*What the task asks*.
Check the listing below for lines with the word "раздельные" and say how many there are, with nothing but the number.
** Begin Records for this exercise **
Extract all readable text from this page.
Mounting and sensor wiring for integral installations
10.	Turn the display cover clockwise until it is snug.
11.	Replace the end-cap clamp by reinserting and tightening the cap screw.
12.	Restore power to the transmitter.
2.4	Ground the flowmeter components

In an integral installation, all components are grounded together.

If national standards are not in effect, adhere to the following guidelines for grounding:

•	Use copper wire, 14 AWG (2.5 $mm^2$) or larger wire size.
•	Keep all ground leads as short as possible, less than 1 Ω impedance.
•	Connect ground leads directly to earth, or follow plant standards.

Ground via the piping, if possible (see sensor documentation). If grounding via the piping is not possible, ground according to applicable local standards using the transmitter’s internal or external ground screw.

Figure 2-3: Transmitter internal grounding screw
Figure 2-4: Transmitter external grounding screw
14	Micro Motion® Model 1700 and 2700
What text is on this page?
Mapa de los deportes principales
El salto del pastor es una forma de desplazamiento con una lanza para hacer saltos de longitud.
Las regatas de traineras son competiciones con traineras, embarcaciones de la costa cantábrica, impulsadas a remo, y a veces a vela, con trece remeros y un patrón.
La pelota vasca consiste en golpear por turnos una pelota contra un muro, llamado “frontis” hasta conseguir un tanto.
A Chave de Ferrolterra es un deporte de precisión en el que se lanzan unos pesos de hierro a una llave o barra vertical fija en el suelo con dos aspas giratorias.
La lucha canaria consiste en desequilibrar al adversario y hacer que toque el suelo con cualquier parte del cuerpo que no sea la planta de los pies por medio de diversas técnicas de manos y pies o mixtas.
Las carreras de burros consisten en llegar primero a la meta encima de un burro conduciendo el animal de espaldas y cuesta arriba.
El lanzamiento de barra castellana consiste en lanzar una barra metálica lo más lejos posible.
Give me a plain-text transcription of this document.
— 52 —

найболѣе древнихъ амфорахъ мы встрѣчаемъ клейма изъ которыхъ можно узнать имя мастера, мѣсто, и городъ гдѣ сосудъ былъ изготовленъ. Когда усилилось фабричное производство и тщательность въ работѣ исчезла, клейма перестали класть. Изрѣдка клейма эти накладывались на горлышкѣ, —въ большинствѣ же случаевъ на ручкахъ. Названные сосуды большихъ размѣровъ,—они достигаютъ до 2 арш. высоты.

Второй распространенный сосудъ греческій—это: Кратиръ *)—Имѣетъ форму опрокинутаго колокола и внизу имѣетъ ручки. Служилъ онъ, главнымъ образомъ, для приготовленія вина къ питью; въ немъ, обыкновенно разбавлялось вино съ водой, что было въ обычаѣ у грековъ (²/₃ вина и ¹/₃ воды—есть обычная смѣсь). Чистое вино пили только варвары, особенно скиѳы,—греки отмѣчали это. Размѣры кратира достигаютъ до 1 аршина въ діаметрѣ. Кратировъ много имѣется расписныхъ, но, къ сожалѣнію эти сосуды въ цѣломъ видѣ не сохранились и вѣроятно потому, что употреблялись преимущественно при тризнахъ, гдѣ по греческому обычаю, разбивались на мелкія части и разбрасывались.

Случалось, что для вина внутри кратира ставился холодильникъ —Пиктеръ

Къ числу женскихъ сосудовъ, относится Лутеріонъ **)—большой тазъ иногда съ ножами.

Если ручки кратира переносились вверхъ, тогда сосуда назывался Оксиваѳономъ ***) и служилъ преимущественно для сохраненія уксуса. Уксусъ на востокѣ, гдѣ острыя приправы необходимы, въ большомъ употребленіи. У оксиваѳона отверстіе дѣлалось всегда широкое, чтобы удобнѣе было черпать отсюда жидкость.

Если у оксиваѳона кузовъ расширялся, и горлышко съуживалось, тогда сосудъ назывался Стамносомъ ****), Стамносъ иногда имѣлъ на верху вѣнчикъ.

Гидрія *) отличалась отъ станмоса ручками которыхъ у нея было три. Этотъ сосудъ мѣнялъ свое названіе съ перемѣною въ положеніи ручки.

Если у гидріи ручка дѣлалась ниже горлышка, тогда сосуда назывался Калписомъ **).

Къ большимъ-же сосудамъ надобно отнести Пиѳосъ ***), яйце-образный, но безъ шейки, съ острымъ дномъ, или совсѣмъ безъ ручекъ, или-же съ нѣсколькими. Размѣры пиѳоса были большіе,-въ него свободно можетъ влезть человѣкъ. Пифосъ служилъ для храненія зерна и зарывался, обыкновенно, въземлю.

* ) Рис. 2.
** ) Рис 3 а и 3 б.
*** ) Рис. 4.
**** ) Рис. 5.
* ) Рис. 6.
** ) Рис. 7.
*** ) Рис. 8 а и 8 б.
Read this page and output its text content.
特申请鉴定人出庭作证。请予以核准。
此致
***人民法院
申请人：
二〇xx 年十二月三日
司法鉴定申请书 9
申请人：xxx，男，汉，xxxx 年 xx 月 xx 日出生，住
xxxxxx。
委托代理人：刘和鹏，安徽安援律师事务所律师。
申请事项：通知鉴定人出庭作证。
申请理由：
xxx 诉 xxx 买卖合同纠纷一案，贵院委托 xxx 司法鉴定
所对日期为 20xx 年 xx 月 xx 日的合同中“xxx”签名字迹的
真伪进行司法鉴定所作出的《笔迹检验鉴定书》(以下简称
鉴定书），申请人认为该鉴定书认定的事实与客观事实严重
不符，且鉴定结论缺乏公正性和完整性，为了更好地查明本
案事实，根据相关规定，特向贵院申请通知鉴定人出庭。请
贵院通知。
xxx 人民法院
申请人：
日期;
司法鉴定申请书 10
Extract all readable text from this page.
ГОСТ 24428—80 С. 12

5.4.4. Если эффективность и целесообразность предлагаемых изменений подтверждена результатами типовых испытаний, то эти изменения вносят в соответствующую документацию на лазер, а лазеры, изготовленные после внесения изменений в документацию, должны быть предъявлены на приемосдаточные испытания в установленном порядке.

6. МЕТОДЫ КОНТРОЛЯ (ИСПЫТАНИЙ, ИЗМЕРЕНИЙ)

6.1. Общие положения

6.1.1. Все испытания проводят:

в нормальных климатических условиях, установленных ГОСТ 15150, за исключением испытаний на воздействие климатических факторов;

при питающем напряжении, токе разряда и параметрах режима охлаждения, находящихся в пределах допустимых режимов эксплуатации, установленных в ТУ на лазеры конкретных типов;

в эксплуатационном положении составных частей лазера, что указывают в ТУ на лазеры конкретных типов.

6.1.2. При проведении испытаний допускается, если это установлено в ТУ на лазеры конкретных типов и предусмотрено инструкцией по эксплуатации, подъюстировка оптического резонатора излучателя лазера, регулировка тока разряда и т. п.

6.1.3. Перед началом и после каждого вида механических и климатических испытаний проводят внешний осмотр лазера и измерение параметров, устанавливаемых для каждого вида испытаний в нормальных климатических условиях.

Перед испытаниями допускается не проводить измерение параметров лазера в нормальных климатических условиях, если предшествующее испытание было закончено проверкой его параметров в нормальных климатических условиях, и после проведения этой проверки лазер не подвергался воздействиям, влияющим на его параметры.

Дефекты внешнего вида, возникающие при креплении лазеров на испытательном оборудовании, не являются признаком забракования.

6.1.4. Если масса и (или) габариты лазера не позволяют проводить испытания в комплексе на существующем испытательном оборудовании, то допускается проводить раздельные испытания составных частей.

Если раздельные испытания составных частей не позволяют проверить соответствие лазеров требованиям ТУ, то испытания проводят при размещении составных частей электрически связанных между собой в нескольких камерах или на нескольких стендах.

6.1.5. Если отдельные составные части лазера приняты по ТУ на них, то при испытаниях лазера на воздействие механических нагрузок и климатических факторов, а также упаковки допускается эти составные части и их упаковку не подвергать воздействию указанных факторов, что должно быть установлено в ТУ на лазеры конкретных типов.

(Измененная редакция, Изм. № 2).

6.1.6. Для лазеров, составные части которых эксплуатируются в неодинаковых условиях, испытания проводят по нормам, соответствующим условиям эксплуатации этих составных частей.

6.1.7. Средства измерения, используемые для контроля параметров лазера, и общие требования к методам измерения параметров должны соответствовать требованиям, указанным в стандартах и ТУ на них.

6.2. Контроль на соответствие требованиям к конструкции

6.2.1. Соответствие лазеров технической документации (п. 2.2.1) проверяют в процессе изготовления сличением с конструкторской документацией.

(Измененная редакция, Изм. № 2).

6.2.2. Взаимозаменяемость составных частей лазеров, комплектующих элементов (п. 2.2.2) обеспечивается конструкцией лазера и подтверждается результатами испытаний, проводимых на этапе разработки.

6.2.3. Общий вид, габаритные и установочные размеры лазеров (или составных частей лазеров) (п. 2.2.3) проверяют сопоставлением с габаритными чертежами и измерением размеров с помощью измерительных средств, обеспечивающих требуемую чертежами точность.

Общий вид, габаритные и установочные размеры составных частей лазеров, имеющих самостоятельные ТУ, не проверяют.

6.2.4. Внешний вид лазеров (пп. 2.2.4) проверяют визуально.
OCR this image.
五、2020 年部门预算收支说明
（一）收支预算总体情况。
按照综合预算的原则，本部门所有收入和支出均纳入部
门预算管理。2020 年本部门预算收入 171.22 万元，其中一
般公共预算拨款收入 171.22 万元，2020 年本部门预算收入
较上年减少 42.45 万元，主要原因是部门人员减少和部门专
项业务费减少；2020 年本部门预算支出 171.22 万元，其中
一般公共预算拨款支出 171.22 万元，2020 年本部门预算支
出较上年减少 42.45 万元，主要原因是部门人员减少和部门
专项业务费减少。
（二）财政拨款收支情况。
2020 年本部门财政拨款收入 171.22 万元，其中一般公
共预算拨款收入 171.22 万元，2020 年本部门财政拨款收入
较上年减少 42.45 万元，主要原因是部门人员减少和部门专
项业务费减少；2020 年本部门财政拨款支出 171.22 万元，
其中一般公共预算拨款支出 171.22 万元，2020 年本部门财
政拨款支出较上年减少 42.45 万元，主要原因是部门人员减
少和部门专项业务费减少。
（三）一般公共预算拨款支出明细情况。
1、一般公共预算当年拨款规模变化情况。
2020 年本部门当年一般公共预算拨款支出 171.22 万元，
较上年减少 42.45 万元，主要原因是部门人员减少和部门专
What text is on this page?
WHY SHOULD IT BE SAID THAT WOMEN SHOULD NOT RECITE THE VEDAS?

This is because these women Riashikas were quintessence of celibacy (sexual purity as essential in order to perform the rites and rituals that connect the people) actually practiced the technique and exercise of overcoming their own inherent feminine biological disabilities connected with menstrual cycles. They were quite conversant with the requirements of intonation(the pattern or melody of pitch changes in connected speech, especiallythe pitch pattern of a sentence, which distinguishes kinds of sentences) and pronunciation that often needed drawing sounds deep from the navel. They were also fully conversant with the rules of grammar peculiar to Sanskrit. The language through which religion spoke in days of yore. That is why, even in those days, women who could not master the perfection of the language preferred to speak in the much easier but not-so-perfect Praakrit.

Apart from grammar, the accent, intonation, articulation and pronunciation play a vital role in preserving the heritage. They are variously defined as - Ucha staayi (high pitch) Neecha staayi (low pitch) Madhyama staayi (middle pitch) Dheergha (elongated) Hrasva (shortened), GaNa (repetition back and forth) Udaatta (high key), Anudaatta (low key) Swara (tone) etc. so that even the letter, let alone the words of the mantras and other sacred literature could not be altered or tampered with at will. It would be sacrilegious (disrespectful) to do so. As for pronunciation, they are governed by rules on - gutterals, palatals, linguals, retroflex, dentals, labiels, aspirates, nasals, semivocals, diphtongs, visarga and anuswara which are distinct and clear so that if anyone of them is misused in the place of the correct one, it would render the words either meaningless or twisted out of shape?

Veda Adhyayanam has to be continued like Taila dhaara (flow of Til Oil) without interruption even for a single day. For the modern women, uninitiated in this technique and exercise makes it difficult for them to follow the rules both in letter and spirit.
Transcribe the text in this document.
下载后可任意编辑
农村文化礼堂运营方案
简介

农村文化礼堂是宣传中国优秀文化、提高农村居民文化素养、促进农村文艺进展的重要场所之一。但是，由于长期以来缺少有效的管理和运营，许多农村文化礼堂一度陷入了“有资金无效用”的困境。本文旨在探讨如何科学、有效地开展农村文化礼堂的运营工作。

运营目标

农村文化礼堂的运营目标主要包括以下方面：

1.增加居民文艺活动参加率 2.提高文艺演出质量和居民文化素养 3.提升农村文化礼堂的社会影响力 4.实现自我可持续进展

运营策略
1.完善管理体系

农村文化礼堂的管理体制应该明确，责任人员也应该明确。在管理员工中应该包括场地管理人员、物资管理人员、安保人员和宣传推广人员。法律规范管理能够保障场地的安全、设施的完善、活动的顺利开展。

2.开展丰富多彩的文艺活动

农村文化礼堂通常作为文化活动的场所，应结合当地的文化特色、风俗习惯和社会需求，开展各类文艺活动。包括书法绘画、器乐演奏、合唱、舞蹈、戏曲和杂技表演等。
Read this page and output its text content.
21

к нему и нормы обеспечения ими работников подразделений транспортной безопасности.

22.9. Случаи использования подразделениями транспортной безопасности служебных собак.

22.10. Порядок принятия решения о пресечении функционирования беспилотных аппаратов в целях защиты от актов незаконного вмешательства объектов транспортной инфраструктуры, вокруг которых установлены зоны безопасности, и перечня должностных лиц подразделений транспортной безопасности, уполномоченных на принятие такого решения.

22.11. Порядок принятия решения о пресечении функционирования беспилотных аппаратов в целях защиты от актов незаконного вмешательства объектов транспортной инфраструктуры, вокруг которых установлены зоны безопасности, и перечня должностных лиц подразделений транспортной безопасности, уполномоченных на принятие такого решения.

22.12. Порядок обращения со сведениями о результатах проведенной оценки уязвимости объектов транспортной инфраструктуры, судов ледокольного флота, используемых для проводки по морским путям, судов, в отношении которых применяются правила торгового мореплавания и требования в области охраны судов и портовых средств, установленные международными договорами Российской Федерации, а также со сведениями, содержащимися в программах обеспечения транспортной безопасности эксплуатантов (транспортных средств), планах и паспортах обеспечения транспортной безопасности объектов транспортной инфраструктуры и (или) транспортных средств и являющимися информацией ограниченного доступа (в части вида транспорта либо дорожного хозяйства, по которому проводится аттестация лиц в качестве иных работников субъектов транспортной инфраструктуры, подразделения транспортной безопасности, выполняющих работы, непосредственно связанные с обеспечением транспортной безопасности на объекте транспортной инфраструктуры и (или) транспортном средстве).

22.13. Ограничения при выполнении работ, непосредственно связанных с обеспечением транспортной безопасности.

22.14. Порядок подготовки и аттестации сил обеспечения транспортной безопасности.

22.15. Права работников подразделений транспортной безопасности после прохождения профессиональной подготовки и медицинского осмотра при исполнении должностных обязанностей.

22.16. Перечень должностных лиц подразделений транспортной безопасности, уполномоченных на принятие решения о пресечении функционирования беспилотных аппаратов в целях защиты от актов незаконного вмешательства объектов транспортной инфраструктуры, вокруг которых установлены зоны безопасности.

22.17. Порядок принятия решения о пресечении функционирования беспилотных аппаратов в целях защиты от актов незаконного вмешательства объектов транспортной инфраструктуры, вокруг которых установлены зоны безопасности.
** End Records for this exercise **
*Result of this task*.
2